→ WRITTEN PROBLEM: Which lines in the material below contain the word "advertiser"? Copy each of them.

------ DATA PROVIDED

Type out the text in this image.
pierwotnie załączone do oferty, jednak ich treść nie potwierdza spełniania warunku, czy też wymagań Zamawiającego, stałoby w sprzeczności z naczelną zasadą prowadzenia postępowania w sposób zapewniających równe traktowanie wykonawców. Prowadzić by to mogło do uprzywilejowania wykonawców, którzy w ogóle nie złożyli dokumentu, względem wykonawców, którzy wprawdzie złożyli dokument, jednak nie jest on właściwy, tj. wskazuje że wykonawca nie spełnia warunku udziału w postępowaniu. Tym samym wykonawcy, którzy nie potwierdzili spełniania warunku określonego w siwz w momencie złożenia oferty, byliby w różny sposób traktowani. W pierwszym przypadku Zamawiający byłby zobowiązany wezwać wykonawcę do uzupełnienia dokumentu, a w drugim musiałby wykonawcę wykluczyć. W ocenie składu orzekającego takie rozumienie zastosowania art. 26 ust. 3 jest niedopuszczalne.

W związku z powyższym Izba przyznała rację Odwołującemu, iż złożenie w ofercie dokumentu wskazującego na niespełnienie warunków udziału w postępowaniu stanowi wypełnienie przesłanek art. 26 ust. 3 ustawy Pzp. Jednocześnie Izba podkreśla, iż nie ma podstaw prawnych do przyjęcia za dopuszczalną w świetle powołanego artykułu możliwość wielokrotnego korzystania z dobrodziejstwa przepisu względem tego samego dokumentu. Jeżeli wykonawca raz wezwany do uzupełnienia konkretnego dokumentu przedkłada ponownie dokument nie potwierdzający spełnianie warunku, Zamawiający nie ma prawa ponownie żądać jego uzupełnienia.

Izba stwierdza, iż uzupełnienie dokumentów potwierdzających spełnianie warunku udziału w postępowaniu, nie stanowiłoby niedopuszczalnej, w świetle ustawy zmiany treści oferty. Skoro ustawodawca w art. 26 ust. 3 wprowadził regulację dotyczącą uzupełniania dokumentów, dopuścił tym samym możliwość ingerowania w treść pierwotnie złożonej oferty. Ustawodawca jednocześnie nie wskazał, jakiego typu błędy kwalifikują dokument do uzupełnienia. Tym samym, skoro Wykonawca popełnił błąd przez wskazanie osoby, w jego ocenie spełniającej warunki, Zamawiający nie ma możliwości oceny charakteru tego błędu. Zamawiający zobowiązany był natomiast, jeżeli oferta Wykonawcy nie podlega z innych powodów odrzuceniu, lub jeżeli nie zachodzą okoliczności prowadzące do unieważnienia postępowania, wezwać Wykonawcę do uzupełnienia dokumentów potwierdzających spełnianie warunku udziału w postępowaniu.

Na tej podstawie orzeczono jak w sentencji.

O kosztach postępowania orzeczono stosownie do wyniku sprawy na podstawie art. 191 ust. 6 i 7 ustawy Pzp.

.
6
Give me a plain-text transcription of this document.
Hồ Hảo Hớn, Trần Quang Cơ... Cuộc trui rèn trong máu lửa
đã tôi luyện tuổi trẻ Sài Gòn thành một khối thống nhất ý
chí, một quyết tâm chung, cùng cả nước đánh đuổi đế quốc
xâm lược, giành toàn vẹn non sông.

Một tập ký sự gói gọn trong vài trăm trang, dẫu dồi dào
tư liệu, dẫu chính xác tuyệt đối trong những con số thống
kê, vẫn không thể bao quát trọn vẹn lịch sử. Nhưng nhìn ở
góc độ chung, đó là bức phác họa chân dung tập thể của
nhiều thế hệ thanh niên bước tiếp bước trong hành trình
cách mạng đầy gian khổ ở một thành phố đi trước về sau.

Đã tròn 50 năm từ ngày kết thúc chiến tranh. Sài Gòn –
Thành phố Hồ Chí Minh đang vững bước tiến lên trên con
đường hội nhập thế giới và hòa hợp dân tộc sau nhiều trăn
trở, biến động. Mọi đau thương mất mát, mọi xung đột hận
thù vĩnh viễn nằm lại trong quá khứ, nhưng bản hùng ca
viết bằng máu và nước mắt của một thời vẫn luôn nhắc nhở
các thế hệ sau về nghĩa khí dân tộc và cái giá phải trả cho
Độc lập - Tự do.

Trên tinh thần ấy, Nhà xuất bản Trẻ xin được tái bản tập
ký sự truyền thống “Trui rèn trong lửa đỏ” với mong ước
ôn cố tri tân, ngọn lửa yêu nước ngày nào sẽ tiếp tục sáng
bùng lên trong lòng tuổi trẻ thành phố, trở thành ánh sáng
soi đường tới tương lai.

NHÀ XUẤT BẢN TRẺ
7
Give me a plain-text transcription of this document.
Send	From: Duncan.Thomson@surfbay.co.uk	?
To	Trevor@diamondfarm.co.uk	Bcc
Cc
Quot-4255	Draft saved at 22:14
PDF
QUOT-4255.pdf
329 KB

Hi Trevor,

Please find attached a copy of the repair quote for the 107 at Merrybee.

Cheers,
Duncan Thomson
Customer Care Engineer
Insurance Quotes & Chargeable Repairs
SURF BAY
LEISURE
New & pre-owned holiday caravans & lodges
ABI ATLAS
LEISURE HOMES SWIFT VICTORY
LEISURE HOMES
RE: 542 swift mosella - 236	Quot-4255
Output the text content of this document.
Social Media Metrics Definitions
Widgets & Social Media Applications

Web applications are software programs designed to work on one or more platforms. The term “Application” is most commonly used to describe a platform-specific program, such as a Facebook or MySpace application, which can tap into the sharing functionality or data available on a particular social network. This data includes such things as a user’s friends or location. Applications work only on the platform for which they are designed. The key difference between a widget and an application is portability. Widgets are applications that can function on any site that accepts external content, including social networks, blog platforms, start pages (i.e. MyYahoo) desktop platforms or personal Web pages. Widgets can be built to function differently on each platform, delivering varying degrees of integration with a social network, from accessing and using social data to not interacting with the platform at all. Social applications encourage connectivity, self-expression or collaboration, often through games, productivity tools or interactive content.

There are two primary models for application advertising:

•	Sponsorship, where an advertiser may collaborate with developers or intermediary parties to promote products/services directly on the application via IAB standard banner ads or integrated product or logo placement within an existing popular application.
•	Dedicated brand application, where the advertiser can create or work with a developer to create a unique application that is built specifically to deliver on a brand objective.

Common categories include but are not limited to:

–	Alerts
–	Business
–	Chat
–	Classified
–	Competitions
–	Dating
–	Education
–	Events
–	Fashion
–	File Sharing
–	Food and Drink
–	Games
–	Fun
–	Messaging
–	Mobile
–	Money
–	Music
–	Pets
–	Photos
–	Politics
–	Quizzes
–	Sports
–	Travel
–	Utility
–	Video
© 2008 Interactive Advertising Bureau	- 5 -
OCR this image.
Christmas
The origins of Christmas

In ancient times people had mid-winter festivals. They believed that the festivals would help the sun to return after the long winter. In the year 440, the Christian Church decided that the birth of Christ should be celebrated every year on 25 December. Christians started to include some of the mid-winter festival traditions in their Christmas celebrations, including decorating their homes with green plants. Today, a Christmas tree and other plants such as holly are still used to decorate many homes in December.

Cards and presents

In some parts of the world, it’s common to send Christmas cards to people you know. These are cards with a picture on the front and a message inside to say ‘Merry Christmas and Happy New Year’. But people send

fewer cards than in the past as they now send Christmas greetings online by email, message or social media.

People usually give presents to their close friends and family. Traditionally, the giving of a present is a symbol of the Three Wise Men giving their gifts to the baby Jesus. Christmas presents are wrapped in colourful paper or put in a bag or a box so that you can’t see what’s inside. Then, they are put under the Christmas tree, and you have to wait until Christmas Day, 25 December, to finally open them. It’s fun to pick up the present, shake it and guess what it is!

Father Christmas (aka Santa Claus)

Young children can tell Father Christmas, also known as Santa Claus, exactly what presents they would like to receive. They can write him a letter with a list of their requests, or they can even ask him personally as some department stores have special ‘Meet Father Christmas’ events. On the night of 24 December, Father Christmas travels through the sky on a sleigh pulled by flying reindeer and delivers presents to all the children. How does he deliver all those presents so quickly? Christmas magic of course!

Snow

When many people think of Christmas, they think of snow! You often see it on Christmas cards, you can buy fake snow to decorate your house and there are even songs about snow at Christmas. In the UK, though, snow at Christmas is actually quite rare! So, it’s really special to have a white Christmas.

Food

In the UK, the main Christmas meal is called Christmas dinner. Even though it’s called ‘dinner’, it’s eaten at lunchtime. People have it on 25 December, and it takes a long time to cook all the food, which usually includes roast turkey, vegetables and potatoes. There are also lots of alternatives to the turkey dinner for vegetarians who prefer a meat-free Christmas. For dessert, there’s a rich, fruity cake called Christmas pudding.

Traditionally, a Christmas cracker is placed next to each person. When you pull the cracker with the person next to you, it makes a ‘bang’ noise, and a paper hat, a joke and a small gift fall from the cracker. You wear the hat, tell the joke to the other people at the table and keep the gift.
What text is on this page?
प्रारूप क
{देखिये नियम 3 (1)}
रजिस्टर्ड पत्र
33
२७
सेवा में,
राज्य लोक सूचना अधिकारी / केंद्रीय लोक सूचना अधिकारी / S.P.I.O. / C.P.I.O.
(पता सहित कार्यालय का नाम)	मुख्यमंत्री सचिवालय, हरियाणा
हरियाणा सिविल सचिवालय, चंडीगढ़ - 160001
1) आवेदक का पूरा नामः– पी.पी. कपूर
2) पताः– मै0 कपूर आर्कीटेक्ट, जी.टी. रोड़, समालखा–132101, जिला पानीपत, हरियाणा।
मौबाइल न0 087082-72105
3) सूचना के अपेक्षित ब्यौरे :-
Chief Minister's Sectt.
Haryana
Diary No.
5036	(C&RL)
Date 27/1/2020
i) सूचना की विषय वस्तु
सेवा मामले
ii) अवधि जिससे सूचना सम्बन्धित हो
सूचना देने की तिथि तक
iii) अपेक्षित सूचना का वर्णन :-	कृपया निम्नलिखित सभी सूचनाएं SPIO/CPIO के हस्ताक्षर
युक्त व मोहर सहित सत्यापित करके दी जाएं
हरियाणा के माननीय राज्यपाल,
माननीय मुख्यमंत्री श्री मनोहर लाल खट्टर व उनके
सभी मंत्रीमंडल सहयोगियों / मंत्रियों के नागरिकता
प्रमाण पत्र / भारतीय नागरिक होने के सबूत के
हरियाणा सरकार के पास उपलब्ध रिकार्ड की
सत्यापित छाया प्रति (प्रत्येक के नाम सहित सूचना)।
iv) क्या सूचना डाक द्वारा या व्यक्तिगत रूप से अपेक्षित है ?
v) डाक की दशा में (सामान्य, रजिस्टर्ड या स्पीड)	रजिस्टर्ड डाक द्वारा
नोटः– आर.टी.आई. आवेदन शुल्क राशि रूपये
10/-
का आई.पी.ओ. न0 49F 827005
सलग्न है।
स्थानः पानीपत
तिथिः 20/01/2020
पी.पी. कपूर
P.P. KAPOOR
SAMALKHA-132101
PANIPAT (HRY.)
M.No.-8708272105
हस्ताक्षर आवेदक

------------

→ COMPLETED EXERCISE:
•	Sponsorship, where an advertiser may collaborate with developers or intermediary parties to promote products/services directly on the application via IAB standard banner ads or integrated product or logo placement within an existing popular application.
•	Dedicated brand application, where the advertiser can create or work with a developer to create a unique application that is built specifically to deliver on a brand objective.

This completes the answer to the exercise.